● The request
In the entries below, find every line with "this" and copy it.

╭─ Excerpted data

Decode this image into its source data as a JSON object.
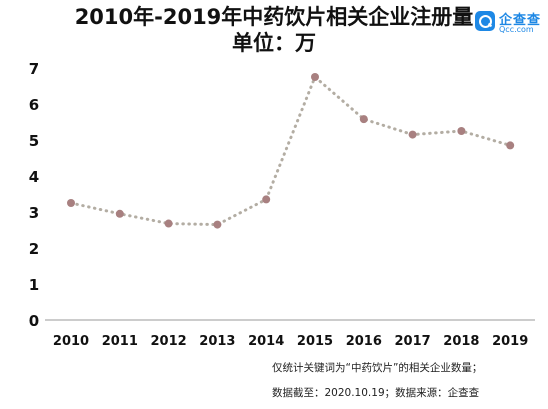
{
  "title_line1": "2010年-2019年中药饮片相关企业注册量",
  "title_line2": "单位：万",
  "logo": {
    "name": "企查查",
    "url": "Qcc.com"
  },
  "notes": [
    "仅统计关键词为“中药饮片”的相关企业数量；",
    "数据截至：2020.10.19；数据来源：企查查"
  ],
  "chart_data": {
    "type": "line",
    "title": "2010年-2019年中药饮片相关企业注册量",
    "subtitle": "单位：万",
    "x": [
      "2010",
      "2011",
      "2012",
      "2013",
      "2014",
      "2015",
      "2016",
      "2017",
      "2018",
      "2019"
    ],
    "series": [
      {
        "values": [
          3.25,
          2.95,
          2.68,
          2.65,
          3.35,
          6.75,
          5.58,
          5.15,
          5.25,
          4.85
        ]
      }
    ],
    "yticks": [
      "0",
      "1",
      "2",
      "3",
      "4",
      "5",
      "6",
      "7"
    ],
    "ylim": [
      0,
      7
    ],
    "grid": false,
    "legend": "none",
    "colors": {
      "line": "#b3ada3",
      "marker": "#a88080",
      "axis": "#999999"
    }
  }
}
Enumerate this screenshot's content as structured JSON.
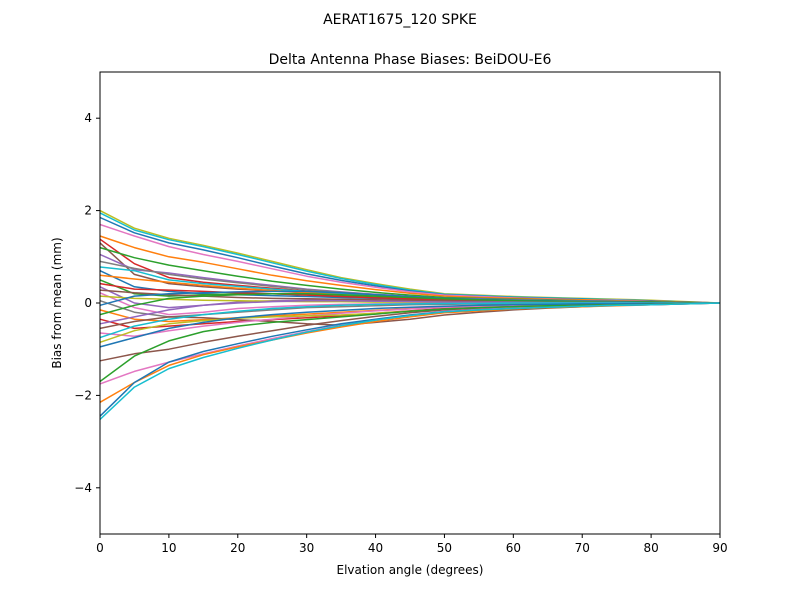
{
  "suptitle": "AERAT1675_120   SPKE",
  "chart_data": {
    "type": "line",
    "title": "Delta Antenna Phase Biases: BeiDOU-E6",
    "xlabel": "Elvation angle (degrees)",
    "ylabel": "Bias from mean (mm)",
    "xlim": [
      0,
      90
    ],
    "ylim": [
      -5,
      5
    ],
    "xticks": [
      0,
      10,
      20,
      30,
      40,
      50,
      60,
      70,
      80,
      90
    ],
    "yticks": [
      -4,
      -2,
      0,
      2,
      4
    ],
    "ytick_labels": [
      "−4",
      "−2",
      "0",
      "2",
      "4"
    ],
    "grid": false,
    "x": [
      0,
      5,
      10,
      15,
      20,
      25,
      30,
      35,
      40,
      45,
      50,
      55,
      60,
      65,
      70,
      75,
      80,
      85,
      90
    ],
    "series": [
      {
        "color": "#bcbd22",
        "values": [
          2.0,
          1.62,
          1.4,
          1.25,
          1.08,
          0.9,
          0.72,
          0.55,
          0.42,
          0.3,
          0.2,
          0.17,
          0.14,
          0.12,
          0.1,
          0.08,
          0.06,
          0.03,
          0.0
        ]
      },
      {
        "color": "#17becf",
        "values": [
          1.95,
          1.58,
          1.37,
          1.22,
          1.05,
          0.87,
          0.69,
          0.53,
          0.4,
          0.28,
          0.19,
          0.16,
          0.13,
          0.11,
          0.09,
          0.07,
          0.05,
          0.02,
          0.0
        ]
      },
      {
        "color": "#1f77b4",
        "values": [
          1.85,
          1.52,
          1.3,
          1.15,
          0.98,
          0.8,
          0.63,
          0.49,
          0.37,
          0.26,
          0.18,
          0.15,
          0.12,
          0.1,
          0.08,
          0.06,
          0.05,
          0.02,
          0.0
        ]
      },
      {
        "color": "#e377c2",
        "values": [
          1.7,
          1.45,
          1.22,
          1.05,
          0.9,
          0.74,
          0.58,
          0.45,
          0.34,
          0.24,
          0.17,
          0.14,
          0.11,
          0.09,
          0.07,
          0.06,
          0.04,
          0.02,
          0.0
        ]
      },
      {
        "color": "#ff7f0e",
        "values": [
          1.45,
          1.2,
          1.0,
          0.88,
          0.74,
          0.6,
          0.48,
          0.38,
          0.29,
          0.21,
          0.15,
          0.12,
          0.1,
          0.08,
          0.07,
          0.05,
          0.04,
          0.02,
          0.0
        ]
      },
      {
        "color": "#d62728",
        "values": [
          1.38,
          0.85,
          0.55,
          0.45,
          0.38,
          0.32,
          0.26,
          0.2,
          0.16,
          0.12,
          0.09,
          0.08,
          0.06,
          0.05,
          0.04,
          0.03,
          0.02,
          0.01,
          0.0
        ]
      },
      {
        "color": "#8c564b",
        "values": [
          1.3,
          0.62,
          0.42,
          0.35,
          0.3,
          0.26,
          0.22,
          0.18,
          0.14,
          0.11,
          0.08,
          0.07,
          0.06,
          0.05,
          0.04,
          0.03,
          0.02,
          0.01,
          0.0
        ]
      },
      {
        "color": "#2ca02c",
        "values": [
          1.2,
          0.98,
          0.82,
          0.7,
          0.58,
          0.47,
          0.38,
          0.3,
          0.23,
          0.17,
          0.12,
          0.1,
          0.08,
          0.07,
          0.05,
          0.04,
          0.03,
          0.01,
          0.0
        ]
      },
      {
        "color": "#9467bd",
        "values": [
          1.05,
          0.72,
          0.65,
          0.55,
          0.46,
          0.38,
          0.3,
          0.24,
          0.19,
          0.14,
          0.1,
          0.09,
          0.07,
          0.06,
          0.05,
          0.04,
          0.03,
          0.01,
          0.0
        ]
      },
      {
        "color": "#7f7f7f",
        "values": [
          0.9,
          0.75,
          0.62,
          0.52,
          0.44,
          0.36,
          0.29,
          0.23,
          0.18,
          0.13,
          0.09,
          0.08,
          0.07,
          0.06,
          0.05,
          0.04,
          0.03,
          0.01,
          0.0
        ]
      },
      {
        "color": "#17becf",
        "values": [
          0.78,
          0.7,
          0.5,
          0.42,
          0.36,
          0.3,
          0.25,
          0.2,
          0.16,
          0.12,
          0.08,
          0.07,
          0.06,
          0.05,
          0.04,
          0.03,
          0.02,
          0.01,
          0.0
        ]
      },
      {
        "color": "#1f77b4",
        "values": [
          0.7,
          0.35,
          0.25,
          0.2,
          0.18,
          0.16,
          0.14,
          0.12,
          0.1,
          0.08,
          0.06,
          0.05,
          0.04,
          0.04,
          0.03,
          0.02,
          0.02,
          0.01,
          0.0
        ]
      },
      {
        "color": "#ff7f0e",
        "values": [
          0.6,
          0.52,
          0.45,
          0.38,
          0.32,
          0.27,
          0.22,
          0.18,
          0.14,
          0.11,
          0.08,
          0.07,
          0.06,
          0.05,
          0.04,
          0.03,
          0.02,
          0.01,
          0.0
        ]
      },
      {
        "color": "#2ca02c",
        "values": [
          0.5,
          0.2,
          0.15,
          0.18,
          0.2,
          0.2,
          0.18,
          0.15,
          0.12,
          0.09,
          0.07,
          0.06,
          0.05,
          0.04,
          0.03,
          0.03,
          0.02,
          0.01,
          0.0
        ]
      },
      {
        "color": "#d62728",
        "values": [
          0.42,
          0.3,
          0.28,
          0.25,
          0.22,
          0.2,
          0.17,
          0.14,
          0.11,
          0.09,
          0.06,
          0.05,
          0.05,
          0.04,
          0.03,
          0.02,
          0.02,
          0.01,
          0.0
        ]
      },
      {
        "color": "#9467bd",
        "values": [
          0.35,
          0.0,
          -0.1,
          -0.05,
          0.02,
          0.05,
          0.06,
          0.06,
          0.05,
          0.04,
          0.03,
          0.03,
          0.02,
          0.02,
          0.02,
          0.01,
          0.01,
          0.0,
          0.0
        ]
      },
      {
        "color": "#8c564b",
        "values": [
          0.28,
          0.22,
          0.18,
          0.15,
          0.12,
          0.1,
          0.09,
          0.08,
          0.07,
          0.06,
          0.05,
          0.04,
          0.03,
          0.03,
          0.02,
          0.02,
          0.01,
          0.0,
          0.0
        ]
      },
      {
        "color": "#e377c2",
        "values": [
          0.22,
          -0.1,
          -0.25,
          -0.2,
          -0.12,
          -0.08,
          -0.05,
          -0.03,
          -0.02,
          -0.01,
          0.0,
          0.0,
          0.0,
          0.0,
          0.0,
          0.0,
          0.0,
          0.0,
          0.0
        ]
      },
      {
        "color": "#bcbd22",
        "values": [
          0.15,
          0.1,
          0.08,
          0.06,
          0.05,
          0.04,
          0.03,
          0.03,
          0.02,
          0.02,
          0.02,
          0.01,
          0.01,
          0.01,
          0.01,
          0.01,
          0.0,
          0.0,
          0.0
        ]
      },
      {
        "color": "#7f7f7f",
        "values": [
          0.05,
          -0.2,
          -0.3,
          -0.25,
          -0.2,
          -0.15,
          -0.1,
          -0.08,
          -0.06,
          -0.04,
          -0.03,
          -0.02,
          -0.02,
          -0.01,
          -0.01,
          -0.01,
          0.0,
          0.0,
          0.0
        ]
      },
      {
        "color": "#1f77b4",
        "values": [
          -0.05,
          0.15,
          0.2,
          0.22,
          0.24,
          0.25,
          0.25,
          0.22,
          0.18,
          0.14,
          0.1,
          0.08,
          0.06,
          0.05,
          0.04,
          0.03,
          0.02,
          0.01,
          0.0
        ]
      },
      {
        "color": "#ff7f0e",
        "values": [
          -0.15,
          -0.35,
          -0.4,
          -0.36,
          -0.32,
          -0.28,
          -0.24,
          -0.2,
          -0.16,
          -0.12,
          -0.09,
          -0.07,
          -0.05,
          -0.04,
          -0.03,
          -0.02,
          -0.02,
          -0.01,
          0.0
        ]
      },
      {
        "color": "#2ca02c",
        "values": [
          -0.25,
          -0.05,
          0.1,
          0.15,
          0.18,
          0.2,
          0.2,
          0.18,
          0.15,
          0.12,
          0.09,
          0.07,
          0.05,
          0.04,
          0.03,
          0.02,
          0.02,
          0.01,
          0.0
        ]
      },
      {
        "color": "#d62728",
        "values": [
          -0.35,
          -0.55,
          -0.5,
          -0.45,
          -0.4,
          -0.36,
          -0.32,
          -0.28,
          -0.22,
          -0.17,
          -0.12,
          -0.09,
          -0.07,
          -0.05,
          -0.04,
          -0.03,
          -0.02,
          -0.01,
          0.0
        ]
      },
      {
        "color": "#9467bd",
        "values": [
          -0.45,
          -0.3,
          -0.15,
          -0.05,
          0.0,
          0.03,
          0.05,
          0.05,
          0.04,
          0.03,
          0.02,
          0.02,
          0.02,
          0.01,
          0.01,
          0.01,
          0.0,
          0.0,
          0.0
        ]
      },
      {
        "color": "#8c564b",
        "values": [
          -0.55,
          -0.4,
          -0.3,
          -0.32,
          -0.36,
          -0.4,
          -0.45,
          -0.48,
          -0.42,
          -0.35,
          -0.26,
          -0.2,
          -0.15,
          -0.11,
          -0.08,
          -0.05,
          -0.03,
          -0.01,
          0.0
        ]
      },
      {
        "color": "#e377c2",
        "values": [
          -0.65,
          -0.72,
          -0.6,
          -0.5,
          -0.42,
          -0.35,
          -0.28,
          -0.22,
          -0.17,
          -0.13,
          -0.09,
          -0.07,
          -0.05,
          -0.04,
          -0.03,
          -0.02,
          -0.02,
          -0.01,
          0.0
        ]
      },
      {
        "color": "#17becf",
        "values": [
          -0.75,
          -0.5,
          -0.35,
          -0.25,
          -0.18,
          -0.12,
          -0.08,
          -0.05,
          -0.03,
          -0.02,
          -0.01,
          -0.01,
          0.0,
          0.0,
          0.0,
          0.0,
          0.0,
          0.0,
          0.0
        ]
      },
      {
        "color": "#bcbd22",
        "values": [
          -0.85,
          -0.6,
          -0.45,
          -0.38,
          -0.33,
          -0.3,
          -0.28,
          -0.26,
          -0.22,
          -0.18,
          -0.14,
          -0.11,
          -0.08,
          -0.06,
          -0.05,
          -0.03,
          -0.02,
          -0.01,
          0.0
        ]
      },
      {
        "color": "#1f77b4",
        "values": [
          -0.95,
          -0.75,
          -0.55,
          -0.42,
          -0.32,
          -0.25,
          -0.2,
          -0.16,
          -0.12,
          -0.09,
          -0.07,
          -0.05,
          -0.04,
          -0.03,
          -0.02,
          -0.02,
          -0.01,
          -0.01,
          0.0
        ]
      },
      {
        "color": "#8c564b",
        "values": [
          -1.25,
          -1.1,
          -1.0,
          -0.85,
          -0.72,
          -0.6,
          -0.48,
          -0.38,
          -0.29,
          -0.21,
          -0.15,
          -0.12,
          -0.09,
          -0.07,
          -0.05,
          -0.04,
          -0.03,
          -0.01,
          0.0
        ]
      },
      {
        "color": "#2ca02c",
        "values": [
          -1.7,
          -1.15,
          -0.82,
          -0.62,
          -0.5,
          -0.42,
          -0.36,
          -0.3,
          -0.24,
          -0.18,
          -0.13,
          -0.1,
          -0.08,
          -0.06,
          -0.05,
          -0.04,
          -0.03,
          -0.01,
          0.0
        ]
      },
      {
        "color": "#e377c2",
        "values": [
          -1.75,
          -1.48,
          -1.28,
          -1.1,
          -0.93,
          -0.77,
          -0.62,
          -0.48,
          -0.36,
          -0.26,
          -0.18,
          -0.14,
          -0.11,
          -0.09,
          -0.07,
          -0.05,
          -0.04,
          -0.02,
          0.0
        ]
      },
      {
        "color": "#ff7f0e",
        "values": [
          -2.15,
          -1.72,
          -1.35,
          -1.12,
          -0.95,
          -0.8,
          -0.65,
          -0.52,
          -0.4,
          -0.3,
          -0.21,
          -0.17,
          -0.13,
          -0.1,
          -0.08,
          -0.06,
          -0.04,
          -0.02,
          0.0
        ]
      },
      {
        "color": "#1f77b4",
        "values": [
          -2.45,
          -1.72,
          -1.28,
          -1.05,
          -0.88,
          -0.72,
          -0.58,
          -0.45,
          -0.35,
          -0.26,
          -0.19,
          -0.15,
          -0.12,
          -0.09,
          -0.07,
          -0.05,
          -0.04,
          -0.02,
          0.0
        ]
      },
      {
        "color": "#17becf",
        "values": [
          -2.52,
          -1.82,
          -1.42,
          -1.18,
          -0.98,
          -0.8,
          -0.63,
          -0.49,
          -0.37,
          -0.27,
          -0.19,
          -0.15,
          -0.12,
          -0.09,
          -0.07,
          -0.05,
          -0.04,
          -0.02,
          0.0
        ]
      }
    ]
  }
}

╰─

● Full solution
Decode this image into its source data as a JSON object.
Enumerate this screenshot's content as structured JSON.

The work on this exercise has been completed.